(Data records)
----

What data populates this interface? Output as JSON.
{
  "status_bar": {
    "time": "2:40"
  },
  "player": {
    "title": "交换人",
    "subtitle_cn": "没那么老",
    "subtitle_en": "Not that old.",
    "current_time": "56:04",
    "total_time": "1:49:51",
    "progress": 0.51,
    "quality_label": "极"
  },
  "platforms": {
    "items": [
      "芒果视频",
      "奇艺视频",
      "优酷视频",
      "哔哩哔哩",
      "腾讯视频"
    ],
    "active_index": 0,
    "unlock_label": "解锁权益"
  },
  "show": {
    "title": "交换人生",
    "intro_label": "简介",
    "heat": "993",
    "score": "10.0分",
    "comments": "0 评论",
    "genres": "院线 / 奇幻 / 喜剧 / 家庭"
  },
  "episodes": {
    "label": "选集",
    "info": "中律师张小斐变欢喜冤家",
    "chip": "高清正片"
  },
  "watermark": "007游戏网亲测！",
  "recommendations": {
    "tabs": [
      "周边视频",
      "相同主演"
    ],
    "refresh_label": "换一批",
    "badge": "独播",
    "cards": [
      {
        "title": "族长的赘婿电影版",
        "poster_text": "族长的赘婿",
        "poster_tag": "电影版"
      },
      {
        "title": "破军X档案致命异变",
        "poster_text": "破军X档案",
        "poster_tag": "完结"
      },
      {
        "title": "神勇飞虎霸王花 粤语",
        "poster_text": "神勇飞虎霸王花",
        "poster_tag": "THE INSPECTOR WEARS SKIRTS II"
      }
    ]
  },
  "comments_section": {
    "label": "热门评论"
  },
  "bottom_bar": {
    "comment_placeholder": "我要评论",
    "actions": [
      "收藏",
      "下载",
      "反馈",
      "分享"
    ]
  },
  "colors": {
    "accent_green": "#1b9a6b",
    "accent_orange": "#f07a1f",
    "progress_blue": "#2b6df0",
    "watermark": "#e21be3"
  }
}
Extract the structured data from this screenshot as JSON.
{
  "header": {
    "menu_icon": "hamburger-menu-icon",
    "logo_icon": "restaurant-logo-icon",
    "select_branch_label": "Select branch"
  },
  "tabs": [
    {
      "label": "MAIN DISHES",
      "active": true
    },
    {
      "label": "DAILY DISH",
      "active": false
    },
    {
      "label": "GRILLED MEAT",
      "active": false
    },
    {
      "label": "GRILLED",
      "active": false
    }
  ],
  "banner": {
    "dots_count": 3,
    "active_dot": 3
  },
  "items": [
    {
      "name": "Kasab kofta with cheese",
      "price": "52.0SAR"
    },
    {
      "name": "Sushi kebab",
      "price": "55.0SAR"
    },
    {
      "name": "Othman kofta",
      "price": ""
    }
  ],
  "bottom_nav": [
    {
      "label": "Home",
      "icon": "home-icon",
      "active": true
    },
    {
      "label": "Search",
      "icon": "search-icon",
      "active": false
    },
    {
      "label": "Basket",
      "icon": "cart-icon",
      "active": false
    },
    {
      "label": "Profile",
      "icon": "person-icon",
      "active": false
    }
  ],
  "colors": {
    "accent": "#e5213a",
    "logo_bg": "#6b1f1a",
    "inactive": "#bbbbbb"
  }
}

----

Directions
Reproduce the material above, every line of it, exactly.

Written solution
What data populates this interface? Output as JSON.
{
  "status_bar": {
    "time": "2:40"
  },
  "player": {
    "title": "交换人",
    "subtitle_cn": "没那么老",
    "subtitle_en": "Not that old.",
    "current_time": "56:04",
    "total_time": "1:49:51",
    "progress": 0.51,
    "quality_label": "极"
  },
  "platforms": {
    "items": [
      "芒果视频",
      "奇艺视频",
      "优酷视频",
      "哔哩哔哩",
      "腾讯视频"
    ],
    "active_index": 0,
    "unlock_label": "解锁权益"
  },
  "show": {
    "title": "交换人生",
    "intro_label": "简介",
    "heat": "993",
    "score": "10.0分",
    "comments": "0 评论",
    "genres": "院线 / 奇幻 / 喜剧 / 家庭"
  },
  "episodes": {
    "label": "选集",
    "info": "中律师张小斐变欢喜冤家",
    "chip": "高清正片"
  },
  "watermark": "007游戏网亲测！",
  "recommendations": {
    "tabs": [
      "周边视频",
      "相同主演"
    ],
    "refresh_label": "换一批",
    "badge": "独播",
    "cards": [
      {
        "title": "族长的赘婿电影版",
        "poster_text": "族长的赘婿",
        "poster_tag": "电影版"
      },
      {
        "title": "破军X档案致命异变",
        "poster_text": "破军X档案",
        "poster_tag": "完结"
      },
      {
        "title": "神勇飞虎霸王花 粤语",
        "poster_text": "神勇飞虎霸王花",
        "poster_tag": "THE INSPECTOR WEARS SKIRTS II"
      }
    ]
  },
  "comments_section": {
    "label": "热门评论"
  },
  "bottom_bar": {
    "comment_placeholder": "我要评论",
    "actions": [
      "收藏",
      "下载",
      "反馈",
      "分享"
    ]
  },
  "colors": {
    "accent_green": "#1b9a6b",
    "accent_orange": "#f07a1f",
    "progress_blue": "#2b6df0",
    "watermark": "#e21be3"
  }
}
Extract the structured data from this screenshot as JSON.
{
  "header": {
    "menu_icon": "hamburger-menu-icon",
    "logo_icon": "restaurant-logo-icon",
    "select_branch_label": "Select branch"
  },
  "tabs": [
    {
      "label": "MAIN DISHES",
      "active": true
    },
    {
      "label": "DAILY DISH",
      "active": false
    },
    {
      "label": "GRILLED MEAT",
      "active": false
    },
    {
      "label": "GRILLED",
      "active": false
    }
  ],
  "banner": {
    "dots_count": 3,
    "active_dot": 3
  },
  "items": [
    {
      "name": "Kasab kofta with cheese",
      "price": "52.0SAR"
    },
    {
      "name": "Sushi kebab",
      "price": "55.0SAR"
    },
    {
      "name": "Othman kofta",
      "price": ""
    }
  ],
  "bottom_nav": [
    {
      "label": "Home",
      "icon": "home-icon",
      "active": true
    },
    {
      "label": "Search",
      "icon": "search-icon",
      "active": false
    },
    {
      "label": "Basket",
      "icon": "cart-icon",
      "active": false
    },
    {
      "label": "Profile",
      "icon": "person-icon",
      "active": false
    }
  ],
  "colors": {
    "accent": "#e5213a",
    "logo_bg": "#6b1f1a",
    "inactive": "#bbbbbb"
  }
}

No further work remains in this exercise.